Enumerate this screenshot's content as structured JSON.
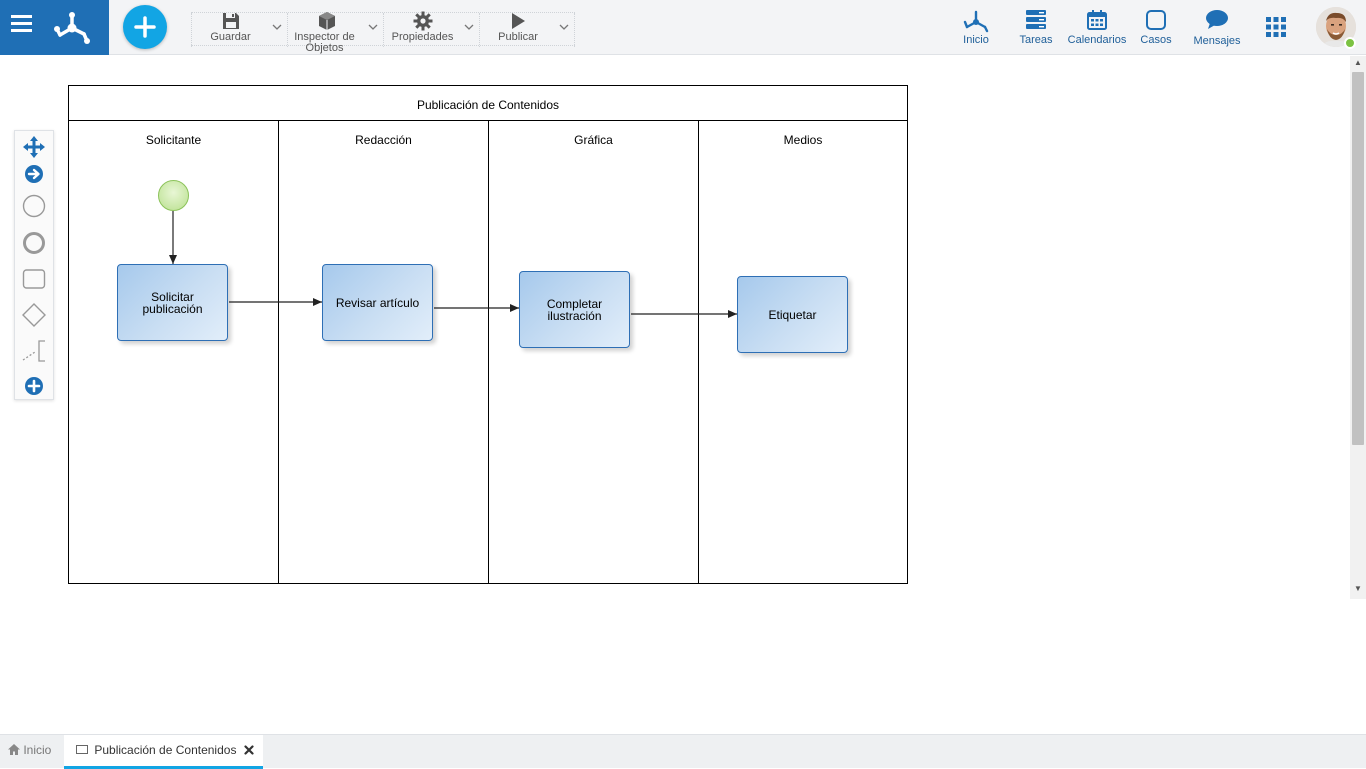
{
  "toolbar": {
    "save_label": "Guardar",
    "inspector_label": "Inspector de Objetos",
    "properties_label": "Propiedades",
    "publish_label": "Publicar"
  },
  "nav": {
    "home_label": "Inicio",
    "tasks_label": "Tareas",
    "calendars_label": "Calendarios",
    "cases_label": "Casos",
    "messages_label": "Mensajes"
  },
  "diagram": {
    "pool_title": "Publicación de Contenidos",
    "lanes": [
      "Solicitante",
      "Redacción",
      "Gráfica",
      "Medios"
    ],
    "tasks": [
      "Solicitar publicación",
      "Revisar artículo",
      "Completar ilustración",
      "Etiquetar"
    ]
  },
  "palette": {
    "tools": [
      "move-icon",
      "flow-arrow-icon",
      "start-event-icon",
      "end-event-icon",
      "task-icon",
      "gateway-icon",
      "annotation-icon",
      "more-icon"
    ]
  },
  "bottom_tabs": {
    "home_label": "Inicio",
    "doc_label": "Publicación de Contenidos"
  },
  "colors": {
    "brand": "#1f6fb5",
    "accent": "#12a5e4",
    "task_border": "#2e6fb5",
    "start_event": "#8cc35a",
    "online": "#7cc242"
  }
}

----

Task prompt
Pictures are excluded; copy all other data exactly as shown.

Completed exercise
Enumerate this screenshot's content as structured JSON.
{
  "toolbar": {
    "save_label": "Guardar",
    "inspector_label": "Inspector de Objetos",
    "properties_label": "Propiedades",
    "publish_label": "Publicar"
  },
  "nav": {
    "home_label": "Inicio",
    "tasks_label": "Tareas",
    "calendars_label": "Calendarios",
    "cases_label": "Casos",
    "messages_label": "Mensajes"
  },
  "diagram": {
    "pool_title": "Publicación de Contenidos",
    "lanes": [
      "Solicitante",
      "Redacción",
      "Gráfica",
      "Medios"
    ],
    "tasks": [
      "Solicitar publicación",
      "Revisar artículo",
      "Completar ilustración",
      "Etiquetar"
    ]
  },
  "palette": {
    "tools": [
      "move-icon",
      "flow-arrow-icon",
      "start-event-icon",
      "end-event-icon",
      "task-icon",
      "gateway-icon",
      "annotation-icon",
      "more-icon"
    ]
  },
  "bottom_tabs": {
    "home_label": "Inicio",
    "doc_label": "Publicación de Contenidos"
  },
  "colors": {
    "brand": "#1f6fb5",
    "accent": "#12a5e4",
    "task_border": "#2e6fb5",
    "start_event": "#8cc35a",
    "online": "#7cc242"
  }
}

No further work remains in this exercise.